§ Provided records:
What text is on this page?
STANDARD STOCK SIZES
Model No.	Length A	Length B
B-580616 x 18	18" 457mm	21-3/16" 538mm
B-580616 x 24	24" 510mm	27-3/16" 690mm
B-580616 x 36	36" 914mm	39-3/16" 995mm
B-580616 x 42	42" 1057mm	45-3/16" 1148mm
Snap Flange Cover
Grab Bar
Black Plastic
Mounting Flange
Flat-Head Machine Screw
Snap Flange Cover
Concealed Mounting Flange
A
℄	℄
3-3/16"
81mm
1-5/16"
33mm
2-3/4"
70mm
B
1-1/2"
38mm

§ Problem statement: Output all of the material exactly as written.

§ Exercise result:
What text is on this page?
STANDARD STOCK SIZES
Model No.	Length A	Length B
B-580616 x 18	18" 457mm	21-3/16" 538mm
B-580616 x 24	24" 510mm	27-3/16" 690mm
B-580616 x 36	36" 914mm	39-3/16" 995mm
B-580616 x 42	42" 1057mm	45-3/16" 1148mm
Snap Flange Cover
Grab Bar
Black Plastic
Mounting Flange
Flat-Head Machine Screw
Snap Flange Cover
Concealed Mounting Flange
A
℄	℄
3-3/16"
81mm
1-5/16"
33mm
2-3/4"
70mm
B
1-1/2"
38mm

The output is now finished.